** start Excerpted data **

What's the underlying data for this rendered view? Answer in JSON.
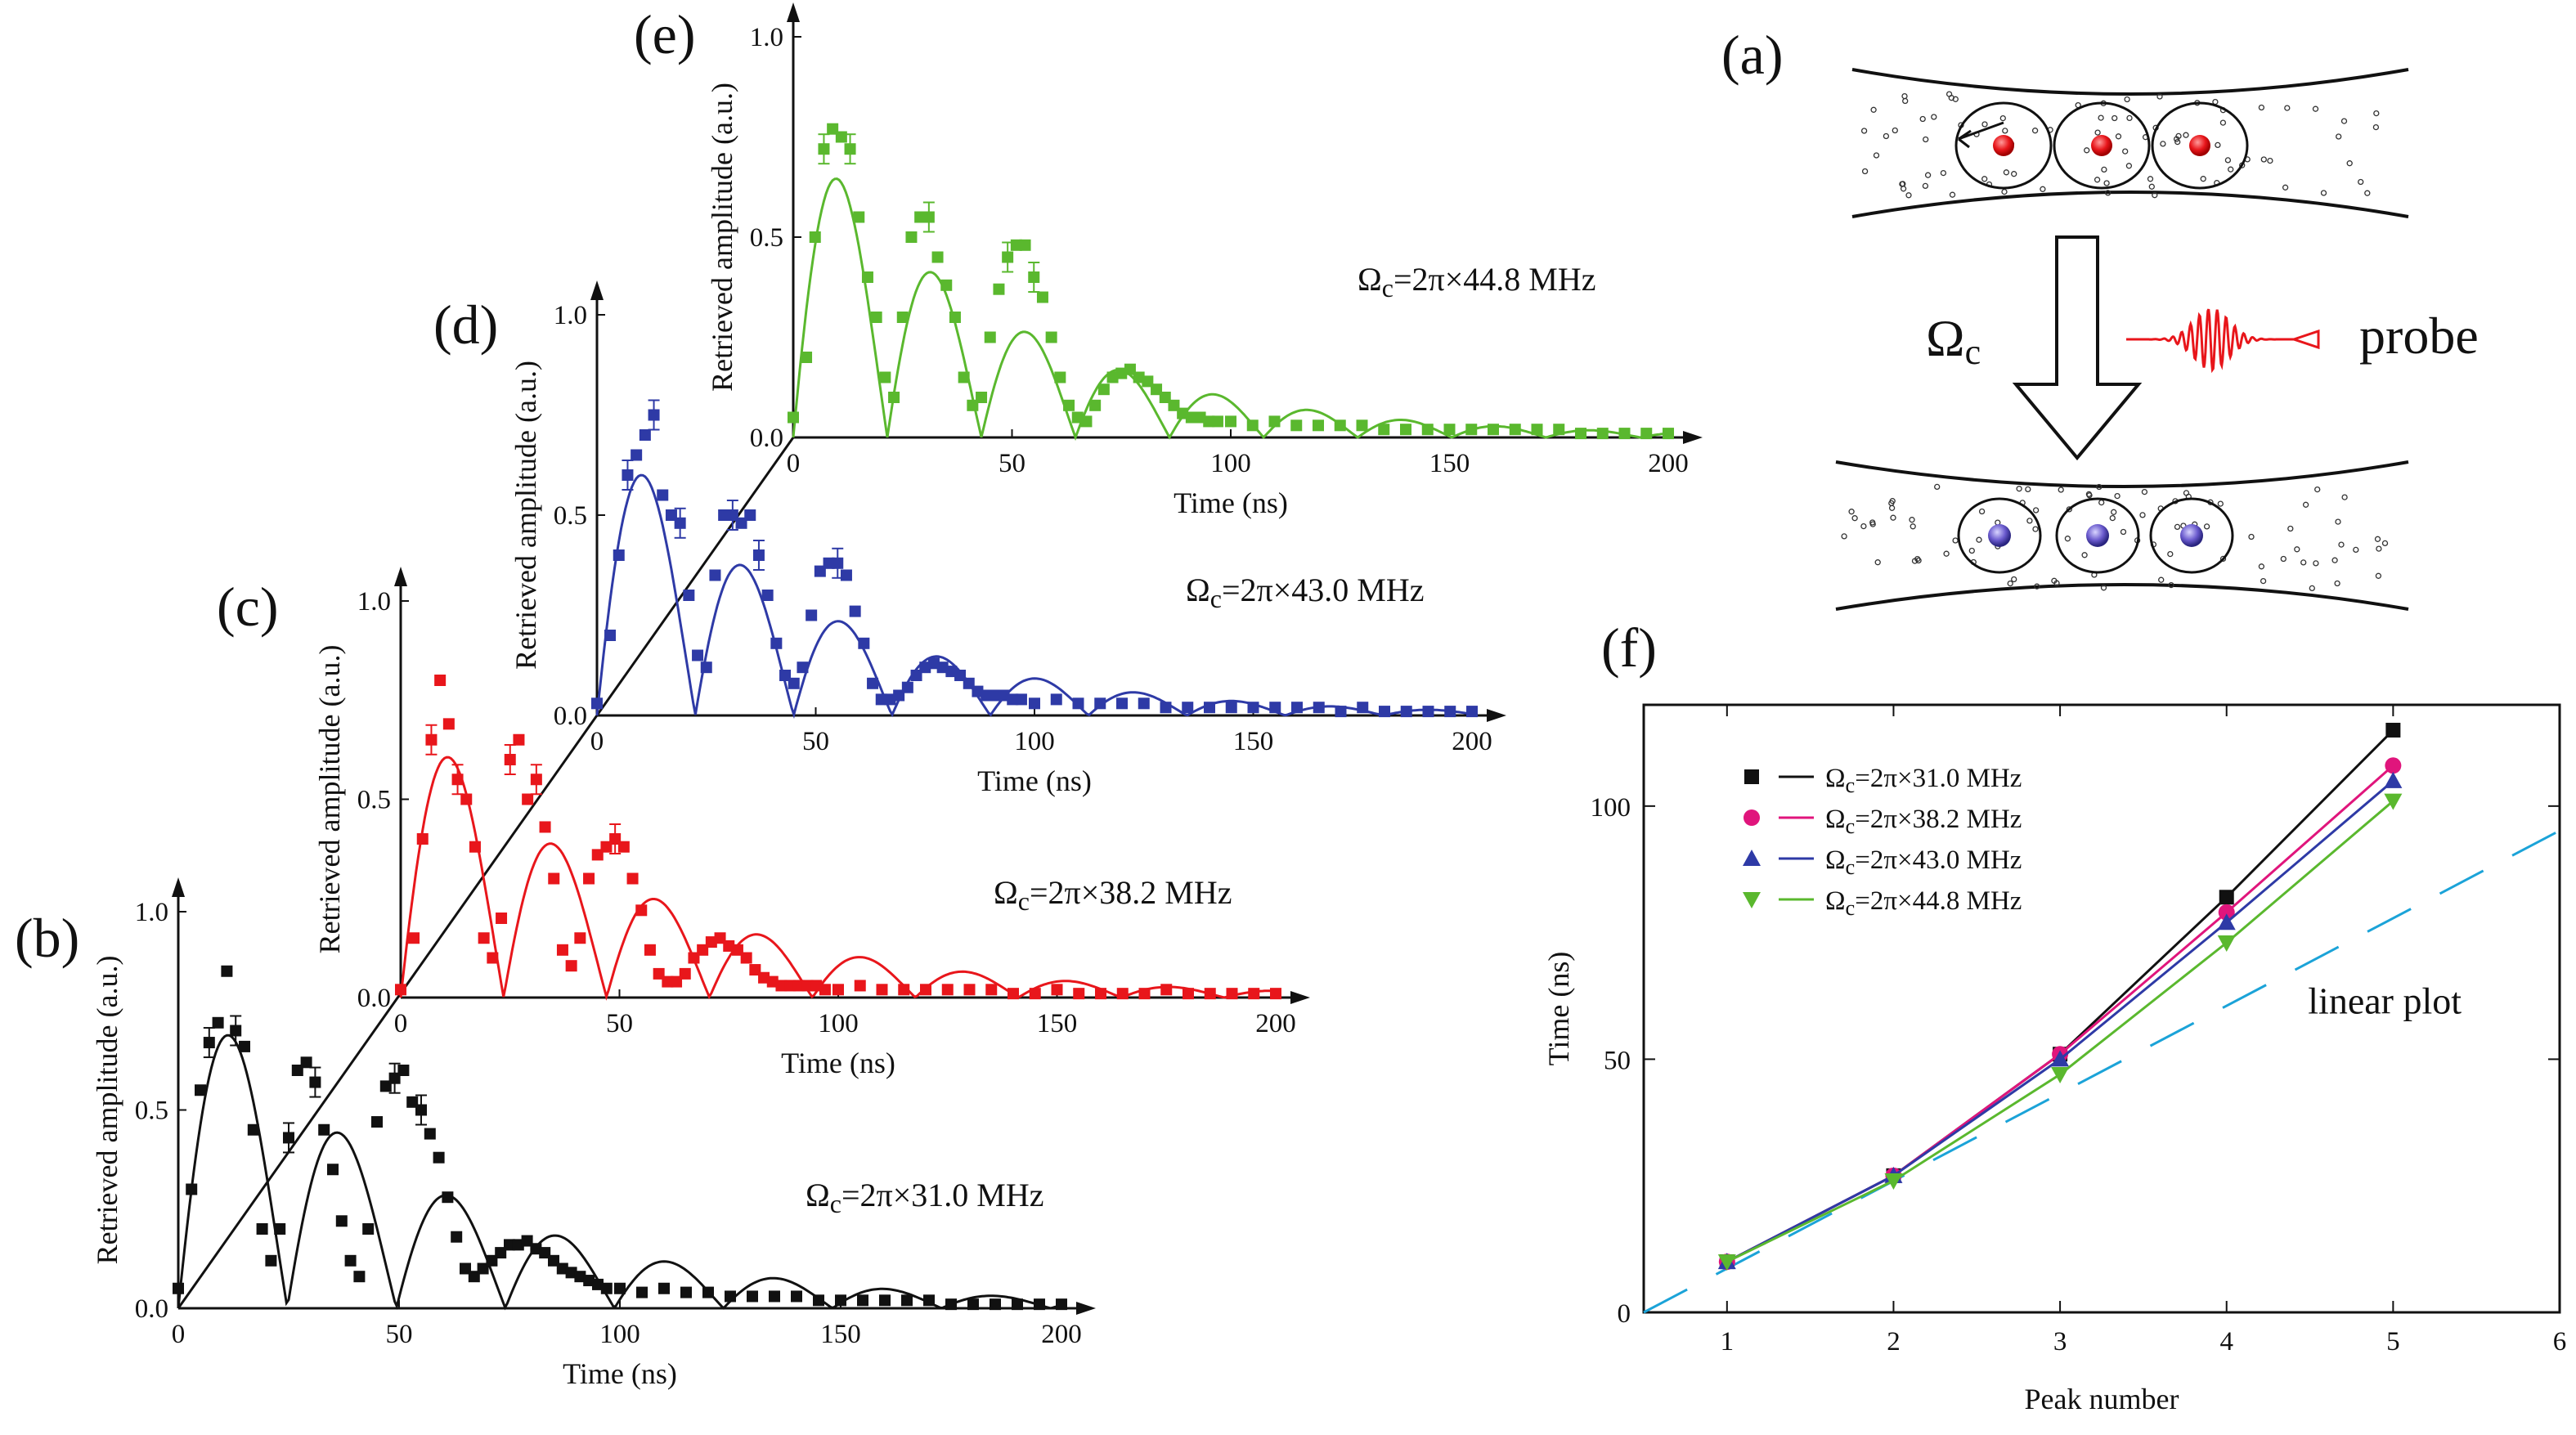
{
  "panels": {
    "a": {
      "label": "(a)",
      "omega_symbol": "Ω",
      "omega_sub": "c",
      "probe": "probe"
    },
    "b": {
      "label": "(b)"
    },
    "c": {
      "label": "(c)"
    },
    "d": {
      "label": "(d)"
    },
    "e": {
      "label": "(e)"
    },
    "f": {
      "label": "(f)"
    }
  },
  "chart_data": [
    {
      "panel": "(b)",
      "type": "scatter",
      "xlabel": "Time (ns)",
      "ylabel": "Retrieved amplitude (a.u.)",
      "xlim": [
        0,
        200
      ],
      "ylim": [
        0,
        1.0
      ],
      "xticks": [
        "0",
        "50",
        "100",
        "150",
        "200"
      ],
      "yticks": [
        "0.0",
        "0.5",
        "1.0"
      ],
      "annotation": "Ωc=2π×31.0 MHz",
      "color": "#111111",
      "marker": "square",
      "series": [
        {
          "x": [
            0,
            3,
            5,
            7,
            9,
            11,
            13,
            15,
            17,
            19,
            21,
            23,
            25,
            27,
            29,
            31,
            33,
            35,
            37,
            39,
            41,
            43,
            45,
            47,
            49,
            51,
            53,
            55,
            57,
            59,
            61,
            63,
            65,
            67,
            69,
            71,
            73,
            75,
            77,
            79,
            81,
            83,
            85,
            87,
            89,
            91,
            93,
            95,
            97,
            100,
            105,
            110,
            115,
            120,
            125,
            130,
            135,
            140,
            145,
            150,
            155,
            160,
            165,
            170,
            175,
            180,
            185,
            190,
            195,
            200
          ],
          "y": [
            0.05,
            0.3,
            0.55,
            0.67,
            0.72,
            0.85,
            0.7,
            0.66,
            0.45,
            0.2,
            0.12,
            0.2,
            0.43,
            0.6,
            0.62,
            0.57,
            0.45,
            0.35,
            0.22,
            0.12,
            0.08,
            0.2,
            0.47,
            0.56,
            0.58,
            0.6,
            0.52,
            0.5,
            0.44,
            0.38,
            0.28,
            0.18,
            0.1,
            0.08,
            0.1,
            0.12,
            0.14,
            0.16,
            0.16,
            0.17,
            0.15,
            0.14,
            0.12,
            0.1,
            0.09,
            0.08,
            0.07,
            0.06,
            0.05,
            0.05,
            0.04,
            0.05,
            0.04,
            0.04,
            0.03,
            0.03,
            0.03,
            0.03,
            0.02,
            0.02,
            0.02,
            0.02,
            0.02,
            0.02,
            0.01,
            0.01,
            0.01,
            0.01,
            0.01,
            0.01
          ]
        },
        {
          "name": "fit",
          "freq": 0.0405,
          "decay": 35,
          "amp": 0.85
        }
      ]
    },
    {
      "panel": "(c)",
      "type": "scatter",
      "xlabel": "Time (ns)",
      "ylabel": "Retrieved amplitude (a.u.)",
      "xlim": [
        0,
        200
      ],
      "ylim": [
        0,
        1.0
      ],
      "xticks": [
        "0",
        "50",
        "100",
        "150",
        "200"
      ],
      "yticks": [
        "0.0",
        "0.5",
        "1.0"
      ],
      "annotation": "Ωc=2π×38.2 MHz",
      "color": "#e8161b",
      "marker": "square",
      "series": [
        {
          "x": [
            0,
            3,
            5,
            7,
            9,
            11,
            13,
            15,
            17,
            19,
            21,
            23,
            25,
            27,
            29,
            31,
            33,
            35,
            37,
            39,
            41,
            43,
            45,
            47,
            49,
            51,
            53,
            55,
            57,
            59,
            61,
            63,
            65,
            67,
            69,
            71,
            73,
            75,
            77,
            79,
            81,
            83,
            85,
            87,
            89,
            91,
            93,
            95,
            97,
            100,
            105,
            110,
            115,
            120,
            125,
            130,
            135,
            140,
            145,
            150,
            155,
            160,
            165,
            170,
            175,
            180,
            185,
            190,
            195,
            200
          ],
          "y": [
            0.02,
            0.15,
            0.4,
            0.65,
            0.8,
            0.69,
            0.55,
            0.5,
            0.38,
            0.15,
            0.1,
            0.2,
            0.6,
            0.65,
            0.5,
            0.55,
            0.43,
            0.3,
            0.12,
            0.08,
            0.15,
            0.3,
            0.36,
            0.38,
            0.4,
            0.38,
            0.3,
            0.22,
            0.12,
            0.06,
            0.04,
            0.04,
            0.06,
            0.1,
            0.12,
            0.14,
            0.15,
            0.13,
            0.12,
            0.1,
            0.07,
            0.05,
            0.04,
            0.03,
            0.03,
            0.03,
            0.03,
            0.03,
            0.02,
            0.02,
            0.03,
            0.02,
            0.02,
            0.02,
            0.02,
            0.02,
            0.02,
            0.01,
            0.01,
            0.02,
            0.01,
            0.01,
            0.01,
            0.01,
            0.02,
            0.01,
            0.01,
            0.01,
            0.01,
            0.01
          ]
        },
        {
          "name": "fit",
          "freq": 0.0425,
          "decay": 33,
          "amp": 0.75
        }
      ]
    },
    {
      "panel": "(d)",
      "type": "scatter",
      "xlabel": "Time (ns)",
      "ylabel": "Retrieved amplitude (a.u.)",
      "xlim": [
        0,
        200
      ],
      "ylim": [
        0,
        1.0
      ],
      "xticks": [
        "0",
        "50",
        "100",
        "150",
        "200"
      ],
      "yticks": [
        "0.0",
        "0.5",
        "1.0"
      ],
      "annotation": "Ωc=2π×43.0 MHz",
      "color": "#2e3aa6",
      "marker": "square",
      "series": [
        {
          "x": [
            0,
            3,
            5,
            7,
            9,
            11,
            13,
            15,
            17,
            19,
            21,
            23,
            25,
            27,
            29,
            31,
            33,
            35,
            37,
            39,
            41,
            43,
            45,
            47,
            49,
            51,
            53,
            55,
            57,
            59,
            61,
            63,
            65,
            67,
            69,
            71,
            73,
            75,
            77,
            79,
            81,
            83,
            85,
            87,
            89,
            91,
            93,
            95,
            97,
            100,
            105,
            110,
            115,
            120,
            125,
            130,
            135,
            140,
            145,
            150,
            155,
            160,
            165,
            170,
            175,
            180,
            185,
            190,
            195,
            200
          ],
          "y": [
            0.03,
            0.2,
            0.4,
            0.6,
            0.65,
            0.7,
            0.75,
            0.55,
            0.5,
            0.48,
            0.3,
            0.15,
            0.12,
            0.35,
            0.5,
            0.5,
            0.48,
            0.5,
            0.4,
            0.3,
            0.18,
            0.1,
            0.08,
            0.12,
            0.25,
            0.36,
            0.38,
            0.38,
            0.35,
            0.26,
            0.18,
            0.08,
            0.04,
            0.04,
            0.05,
            0.07,
            0.1,
            0.12,
            0.13,
            0.12,
            0.11,
            0.1,
            0.08,
            0.06,
            0.05,
            0.05,
            0.05,
            0.04,
            0.04,
            0.03,
            0.04,
            0.03,
            0.03,
            0.03,
            0.03,
            0.02,
            0.02,
            0.02,
            0.02,
            0.02,
            0.02,
            0.02,
            0.02,
            0.01,
            0.02,
            0.01,
            0.01,
            0.01,
            0.01,
            0.01
          ]
        },
        {
          "name": "fit",
          "freq": 0.0445,
          "decay": 30,
          "amp": 0.75
        }
      ]
    },
    {
      "panel": "(e)",
      "type": "scatter",
      "xlabel": "Time (ns)",
      "ylabel": "Retrieved amplitude (a.u.)",
      "xlim": [
        0,
        200
      ],
      "ylim": [
        0,
        1.0
      ],
      "xticks": [
        "0",
        "50",
        "100",
        "150",
        "200"
      ],
      "yticks": [
        "0.0",
        "0.5",
        "1.0"
      ],
      "annotation": "Ωc=2π×44.8 MHz",
      "color": "#5ab82e",
      "marker": "square",
      "series": [
        {
          "x": [
            0,
            3,
            5,
            7,
            9,
            11,
            13,
            15,
            17,
            19,
            21,
            23,
            25,
            27,
            29,
            31,
            33,
            35,
            37,
            39,
            41,
            43,
            45,
            47,
            49,
            51,
            53,
            55,
            57,
            59,
            61,
            63,
            65,
            67,
            69,
            71,
            73,
            75,
            77,
            79,
            81,
            83,
            85,
            87,
            89,
            91,
            93,
            95,
            97,
            100,
            105,
            110,
            115,
            120,
            125,
            130,
            135,
            140,
            145,
            150,
            155,
            160,
            165,
            170,
            175,
            180,
            185,
            190,
            195,
            200
          ],
          "y": [
            0.05,
            0.2,
            0.5,
            0.72,
            0.77,
            0.75,
            0.72,
            0.55,
            0.4,
            0.3,
            0.15,
            0.1,
            0.3,
            0.5,
            0.55,
            0.55,
            0.45,
            0.38,
            0.3,
            0.15,
            0.08,
            0.1,
            0.25,
            0.37,
            0.45,
            0.48,
            0.48,
            0.4,
            0.35,
            0.25,
            0.15,
            0.08,
            0.05,
            0.04,
            0.08,
            0.12,
            0.15,
            0.16,
            0.17,
            0.15,
            0.14,
            0.12,
            0.1,
            0.08,
            0.06,
            0.05,
            0.05,
            0.04,
            0.04,
            0.04,
            0.03,
            0.04,
            0.03,
            0.03,
            0.03,
            0.03,
            0.02,
            0.02,
            0.02,
            0.02,
            0.02,
            0.02,
            0.02,
            0.02,
            0.02,
            0.01,
            0.01,
            0.01,
            0.01,
            0.01
          ]
        },
        {
          "name": "fit",
          "freq": 0.0465,
          "decay": 30,
          "amp": 0.8
        }
      ]
    },
    {
      "panel": "(f)",
      "type": "line",
      "xlabel": "Peak number",
      "ylabel": "Time (ns)",
      "xlim": [
        0.5,
        6
      ],
      "ylim": [
        0,
        120
      ],
      "xticks": [
        "1",
        "2",
        "3",
        "4",
        "5",
        "6"
      ],
      "yticks": [
        "0",
        "50",
        "100"
      ],
      "x": [
        1,
        2,
        3,
        4,
        5
      ],
      "series": [
        {
          "name": "Ωc=2π×31.0 MHz",
          "color": "#111111",
          "marker": "square",
          "values": [
            10,
            27,
            51,
            82,
            115
          ]
        },
        {
          "name": "Ωc=2π×38.2 MHz",
          "color": "#e0157c",
          "marker": "circle",
          "values": [
            10,
            27,
            51,
            79,
            108
          ]
        },
        {
          "name": "Ωc=2π×43.0 MHz",
          "color": "#2e3aa6",
          "marker": "triangle-up",
          "values": [
            10,
            27,
            50,
            77,
            105
          ]
        },
        {
          "name": "Ωc=2π×44.8 MHz",
          "color": "#5ab82e",
          "marker": "triangle-down",
          "values": [
            10,
            26,
            47,
            73,
            101
          ]
        }
      ],
      "reference": {
        "name": "linear plot",
        "color": "#1ba3d8",
        "style": "dashed",
        "slope": 17.3,
        "x0": 0.5
      },
      "annotation": "linear plot",
      "legend": "top-left"
    }
  ]
}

** end Excerpted data **

Exercise prompt: Search the data above for lines holding "linear" and copy each of them.

The completed task:
        "name": "linear plot",
      "annotation": "linear plot",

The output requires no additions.